-- Stated problem --
Pull out every line below holding the word "this".

-- Provided records --
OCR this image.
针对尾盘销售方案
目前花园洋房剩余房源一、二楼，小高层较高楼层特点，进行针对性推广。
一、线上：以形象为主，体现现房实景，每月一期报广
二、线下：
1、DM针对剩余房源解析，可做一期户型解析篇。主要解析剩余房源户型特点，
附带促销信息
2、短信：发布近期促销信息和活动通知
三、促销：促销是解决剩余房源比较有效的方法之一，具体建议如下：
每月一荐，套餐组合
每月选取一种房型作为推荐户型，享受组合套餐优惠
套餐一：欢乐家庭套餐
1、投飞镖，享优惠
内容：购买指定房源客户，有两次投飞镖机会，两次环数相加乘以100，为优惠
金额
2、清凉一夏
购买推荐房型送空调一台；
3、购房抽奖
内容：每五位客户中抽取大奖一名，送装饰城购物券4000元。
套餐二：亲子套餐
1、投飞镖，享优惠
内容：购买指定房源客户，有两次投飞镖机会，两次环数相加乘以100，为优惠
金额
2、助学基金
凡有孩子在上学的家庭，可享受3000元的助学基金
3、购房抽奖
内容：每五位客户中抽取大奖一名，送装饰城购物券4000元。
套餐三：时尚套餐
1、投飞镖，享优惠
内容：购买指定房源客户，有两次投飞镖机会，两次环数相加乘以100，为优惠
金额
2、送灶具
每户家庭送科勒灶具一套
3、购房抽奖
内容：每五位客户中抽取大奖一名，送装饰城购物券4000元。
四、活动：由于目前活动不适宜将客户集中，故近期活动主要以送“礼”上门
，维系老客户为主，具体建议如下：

---

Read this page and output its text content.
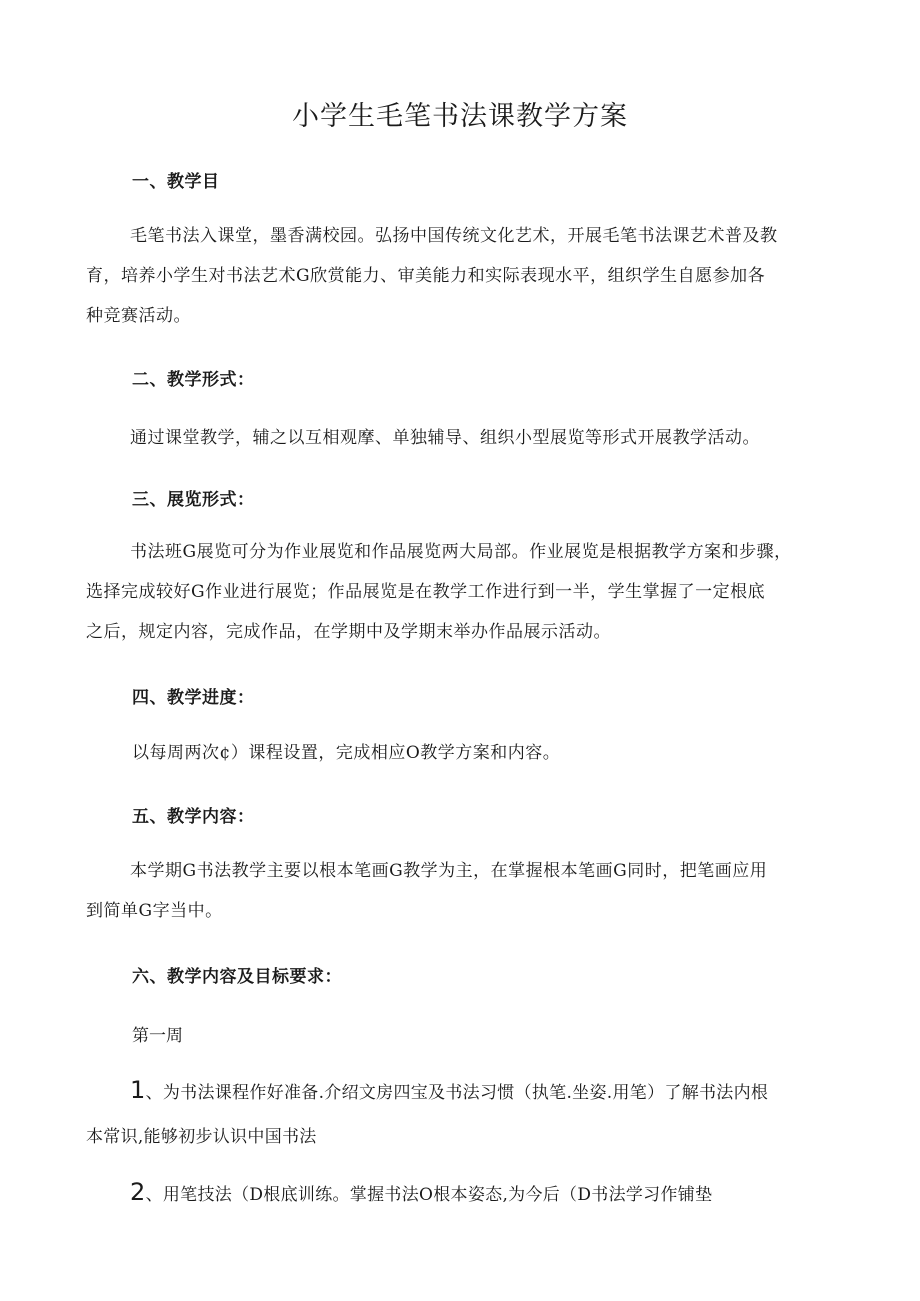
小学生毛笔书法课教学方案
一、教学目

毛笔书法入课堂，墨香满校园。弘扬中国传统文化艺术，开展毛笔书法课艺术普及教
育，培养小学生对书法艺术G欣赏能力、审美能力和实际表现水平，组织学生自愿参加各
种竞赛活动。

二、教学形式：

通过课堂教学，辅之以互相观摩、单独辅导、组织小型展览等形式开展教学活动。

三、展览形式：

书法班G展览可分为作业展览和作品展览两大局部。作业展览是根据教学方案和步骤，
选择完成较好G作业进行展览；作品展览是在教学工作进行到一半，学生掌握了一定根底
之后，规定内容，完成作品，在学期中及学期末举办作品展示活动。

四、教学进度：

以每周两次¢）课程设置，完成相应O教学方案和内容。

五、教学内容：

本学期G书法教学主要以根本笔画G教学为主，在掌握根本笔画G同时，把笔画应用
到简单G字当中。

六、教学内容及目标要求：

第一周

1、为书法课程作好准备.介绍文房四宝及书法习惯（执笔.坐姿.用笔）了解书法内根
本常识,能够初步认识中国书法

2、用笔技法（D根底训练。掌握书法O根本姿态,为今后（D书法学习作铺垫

-- Expected output --
OCR this image.
Read this page and output its text content.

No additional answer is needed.